[SHORT EXERCISE]
Every entry must be given again exactly.

------ DATA PROVIDED ------

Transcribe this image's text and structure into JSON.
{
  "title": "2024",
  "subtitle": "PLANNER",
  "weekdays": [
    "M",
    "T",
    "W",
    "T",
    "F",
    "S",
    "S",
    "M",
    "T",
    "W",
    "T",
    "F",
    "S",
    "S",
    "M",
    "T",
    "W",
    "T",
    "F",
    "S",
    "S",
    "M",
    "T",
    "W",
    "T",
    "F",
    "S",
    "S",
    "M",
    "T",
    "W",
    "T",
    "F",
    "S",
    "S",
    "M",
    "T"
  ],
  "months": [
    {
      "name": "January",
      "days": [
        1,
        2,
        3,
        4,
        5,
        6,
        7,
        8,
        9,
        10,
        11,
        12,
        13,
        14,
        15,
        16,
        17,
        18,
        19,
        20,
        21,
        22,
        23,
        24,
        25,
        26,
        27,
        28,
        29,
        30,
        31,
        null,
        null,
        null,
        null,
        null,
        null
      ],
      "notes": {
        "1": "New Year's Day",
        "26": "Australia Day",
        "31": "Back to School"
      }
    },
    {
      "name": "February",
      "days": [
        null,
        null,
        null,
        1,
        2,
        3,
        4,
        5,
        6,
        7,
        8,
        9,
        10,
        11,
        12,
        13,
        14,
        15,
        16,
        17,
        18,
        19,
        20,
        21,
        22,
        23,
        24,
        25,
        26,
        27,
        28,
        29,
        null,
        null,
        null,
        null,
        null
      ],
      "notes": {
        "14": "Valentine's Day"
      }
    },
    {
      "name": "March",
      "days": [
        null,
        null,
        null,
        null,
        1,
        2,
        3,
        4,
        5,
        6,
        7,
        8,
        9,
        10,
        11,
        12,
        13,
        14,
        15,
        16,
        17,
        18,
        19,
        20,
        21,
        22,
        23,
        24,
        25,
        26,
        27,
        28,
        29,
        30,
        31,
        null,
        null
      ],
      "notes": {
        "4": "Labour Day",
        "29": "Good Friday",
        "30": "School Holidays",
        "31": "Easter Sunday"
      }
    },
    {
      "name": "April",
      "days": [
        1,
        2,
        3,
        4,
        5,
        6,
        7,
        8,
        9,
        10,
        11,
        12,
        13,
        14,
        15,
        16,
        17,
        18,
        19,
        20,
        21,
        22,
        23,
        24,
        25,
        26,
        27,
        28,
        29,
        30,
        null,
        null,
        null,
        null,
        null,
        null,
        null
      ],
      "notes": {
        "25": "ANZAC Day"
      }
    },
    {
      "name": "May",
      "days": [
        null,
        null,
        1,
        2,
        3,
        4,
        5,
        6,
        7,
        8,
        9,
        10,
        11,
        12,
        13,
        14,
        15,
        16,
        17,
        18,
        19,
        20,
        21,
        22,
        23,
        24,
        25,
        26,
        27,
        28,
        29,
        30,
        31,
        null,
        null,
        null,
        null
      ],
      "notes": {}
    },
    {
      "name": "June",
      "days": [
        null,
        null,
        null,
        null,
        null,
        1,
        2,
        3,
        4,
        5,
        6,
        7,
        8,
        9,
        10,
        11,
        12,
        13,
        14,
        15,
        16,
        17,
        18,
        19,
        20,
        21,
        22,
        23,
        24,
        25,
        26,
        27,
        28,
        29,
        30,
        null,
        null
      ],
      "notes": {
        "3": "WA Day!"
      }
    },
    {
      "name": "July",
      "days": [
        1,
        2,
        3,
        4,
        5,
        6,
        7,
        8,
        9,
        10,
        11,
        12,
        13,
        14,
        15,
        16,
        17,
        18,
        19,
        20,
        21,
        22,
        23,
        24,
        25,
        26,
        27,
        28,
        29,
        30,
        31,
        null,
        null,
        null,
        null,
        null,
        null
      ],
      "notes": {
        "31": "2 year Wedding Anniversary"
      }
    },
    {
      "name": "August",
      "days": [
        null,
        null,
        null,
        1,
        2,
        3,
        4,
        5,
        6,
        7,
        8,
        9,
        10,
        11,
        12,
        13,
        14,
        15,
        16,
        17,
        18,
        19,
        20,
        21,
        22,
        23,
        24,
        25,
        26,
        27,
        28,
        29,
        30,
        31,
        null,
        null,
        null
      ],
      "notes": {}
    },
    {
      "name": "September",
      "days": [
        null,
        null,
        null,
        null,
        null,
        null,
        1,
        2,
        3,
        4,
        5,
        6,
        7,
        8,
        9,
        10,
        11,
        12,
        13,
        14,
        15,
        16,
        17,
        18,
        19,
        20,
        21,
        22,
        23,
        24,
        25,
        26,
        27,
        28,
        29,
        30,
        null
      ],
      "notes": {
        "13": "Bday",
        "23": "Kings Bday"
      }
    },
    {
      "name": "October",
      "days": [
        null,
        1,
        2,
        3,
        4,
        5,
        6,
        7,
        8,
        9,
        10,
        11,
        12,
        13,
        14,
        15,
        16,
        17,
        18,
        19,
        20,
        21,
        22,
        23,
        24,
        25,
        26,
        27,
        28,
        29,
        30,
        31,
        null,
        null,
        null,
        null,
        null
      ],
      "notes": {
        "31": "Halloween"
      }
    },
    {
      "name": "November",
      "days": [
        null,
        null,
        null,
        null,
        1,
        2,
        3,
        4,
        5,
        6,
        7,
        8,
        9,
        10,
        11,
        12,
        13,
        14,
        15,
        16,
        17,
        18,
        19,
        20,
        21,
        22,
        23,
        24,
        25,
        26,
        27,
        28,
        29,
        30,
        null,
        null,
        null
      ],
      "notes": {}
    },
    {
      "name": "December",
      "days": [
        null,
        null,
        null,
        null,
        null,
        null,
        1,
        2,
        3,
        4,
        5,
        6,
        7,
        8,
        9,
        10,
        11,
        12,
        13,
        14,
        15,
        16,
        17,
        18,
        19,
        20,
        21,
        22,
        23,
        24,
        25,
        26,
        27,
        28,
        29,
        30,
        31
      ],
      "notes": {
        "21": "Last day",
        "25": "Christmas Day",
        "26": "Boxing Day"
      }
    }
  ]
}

------

[ANSWER TO THE TASK]
Transcribe this image's text and structure into JSON.
{
  "title": "2024",
  "subtitle": "PLANNER",
  "weekdays": [
    "M",
    "T",
    "W",
    "T",
    "F",
    "S",
    "S",
    "M",
    "T",
    "W",
    "T",
    "F",
    "S",
    "S",
    "M",
    "T",
    "W",
    "T",
    "F",
    "S",
    "S",
    "M",
    "T",
    "W",
    "T",
    "F",
    "S",
    "S",
    "M",
    "T",
    "W",
    "T",
    "F",
    "S",
    "S",
    "M",
    "T"
  ],
  "months": [
    {
      "name": "January",
      "days": [
        1,
        2,
        3,
        4,
        5,
        6,
        7,
        8,
        9,
        10,
        11,
        12,
        13,
        14,
        15,
        16,
        17,
        18,
        19,
        20,
        21,
        22,
        23,
        24,
        25,
        26,
        27,
        28,
        29,
        30,
        31,
        null,
        null,
        null,
        null,
        null,
        null
      ],
      "notes": {
        "1": "New Year's Day",
        "26": "Australia Day",
        "31": "Back to School"
      }
    },
    {
      "name": "February",
      "days": [
        null,
        null,
        null,
        1,
        2,
        3,
        4,
        5,
        6,
        7,
        8,
        9,
        10,
        11,
        12,
        13,
        14,
        15,
        16,
        17,
        18,
        19,
        20,
        21,
        22,
        23,
        24,
        25,
        26,
        27,
        28,
        29,
        null,
        null,
        null,
        null,
        null
      ],
      "notes": {
        "14": "Valentine's Day"
      }
    },
    {
      "name": "March",
      "days": [
        null,
        null,
        null,
        null,
        1,
        2,
        3,
        4,
        5,
        6,
        7,
        8,
        9,
        10,
        11,
        12,
        13,
        14,
        15,
        16,
        17,
        18,
        19,
        20,
        21,
        22,
        23,
        24,
        25,
        26,
        27,
        28,
        29,
        30,
        31,
        null,
        null
      ],
      "notes": {
        "4": "Labour Day",
        "29": "Good Friday",
        "30": "School Holidays",
        "31": "Easter Sunday"
      }
    },
    {
      "name": "April",
      "days": [
        1,
        2,
        3,
        4,
        5,
        6,
        7,
        8,
        9,
        10,
        11,
        12,
        13,
        14,
        15,
        16,
        17,
        18,
        19,
        20,
        21,
        22,
        23,
        24,
        25,
        26,
        27,
        28,
        29,
        30,
        null,
        null,
        null,
        null,
        null,
        null,
        null
      ],
      "notes": {
        "25": "ANZAC Day"
      }
    },
    {
      "name": "May",
      "days": [
        null,
        null,
        1,
        2,
        3,
        4,
        5,
        6,
        7,
        8,
        9,
        10,
        11,
        12,
        13,
        14,
        15,
        16,
        17,
        18,
        19,
        20,
        21,
        22,
        23,
        24,
        25,
        26,
        27,
        28,
        29,
        30,
        31,
        null,
        null,
        null,
        null
      ],
      "notes": {}
    },
    {
      "name": "June",
      "days": [
        null,
        null,
        null,
        null,
        null,
        1,
        2,
        3,
        4,
        5,
        6,
        7,
        8,
        9,
        10,
        11,
        12,
        13,
        14,
        15,
        16,
        17,
        18,
        19,
        20,
        21,
        22,
        23,
        24,
        25,
        26,
        27,
        28,
        29,
        30,
        null,
        null
      ],
      "notes": {
        "3": "WA Day!"
      }
    },
    {
      "name": "July",
      "days": [
        1,
        2,
        3,
        4,
        5,
        6,
        7,
        8,
        9,
        10,
        11,
        12,
        13,
        14,
        15,
        16,
        17,
        18,
        19,
        20,
        21,
        22,
        23,
        24,
        25,
        26,
        27,
        28,
        29,
        30,
        31,
        null,
        null,
        null,
        null,
        null,
        null
      ],
      "notes": {
        "31": "2 year Wedding Anniversary"
      }
    },
    {
      "name": "August",
      "days": [
        null,
        null,
        null,
        1,
        2,
        3,
        4,
        5,
        6,
        7,
        8,
        9,
        10,
        11,
        12,
        13,
        14,
        15,
        16,
        17,
        18,
        19,
        20,
        21,
        22,
        23,
        24,
        25,
        26,
        27,
        28,
        29,
        30,
        31,
        null,
        null,
        null
      ],
      "notes": {}
    },
    {
      "name": "September",
      "days": [
        null,
        null,
        null,
        null,
        null,
        null,
        1,
        2,
        3,
        4,
        5,
        6,
        7,
        8,
        9,
        10,
        11,
        12,
        13,
        14,
        15,
        16,
        17,
        18,
        19,
        20,
        21,
        22,
        23,
        24,
        25,
        26,
        27,
        28,
        29,
        30,
        null
      ],
      "notes": {
        "13": "Bday",
        "23": "Kings Bday"
      }
    },
    {
      "name": "October",
      "days": [
        null,
        1,
        2,
        3,
        4,
        5,
        6,
        7,
        8,
        9,
        10,
        11,
        12,
        13,
        14,
        15,
        16,
        17,
        18,
        19,
        20,
        21,
        22,
        23,
        24,
        25,
        26,
        27,
        28,
        29,
        30,
        31,
        null,
        null,
        null,
        null,
        null
      ],
      "notes": {
        "31": "Halloween"
      }
    },
    {
      "name": "November",
      "days": [
        null,
        null,
        null,
        null,
        1,
        2,
        3,
        4,
        5,
        6,
        7,
        8,
        9,
        10,
        11,
        12,
        13,
        14,
        15,
        16,
        17,
        18,
        19,
        20,
        21,
        22,
        23,
        24,
        25,
        26,
        27,
        28,
        29,
        30,
        null,
        null,
        null
      ],
      "notes": {}
    },
    {
      "name": "December",
      "days": [
        null,
        null,
        null,
        null,
        null,
        null,
        1,
        2,
        3,
        4,
        5,
        6,
        7,
        8,
        9,
        10,
        11,
        12,
        13,
        14,
        15,
        16,
        17,
        18,
        19,
        20,
        21,
        22,
        23,
        24,
        25,
        26,
        27,
        28,
        29,
        30,
        31
      ],
      "notes": {
        "21": "Last day",
        "25": "Christmas Day",
        "26": "Boxing Day"
      }
    }
  ]
}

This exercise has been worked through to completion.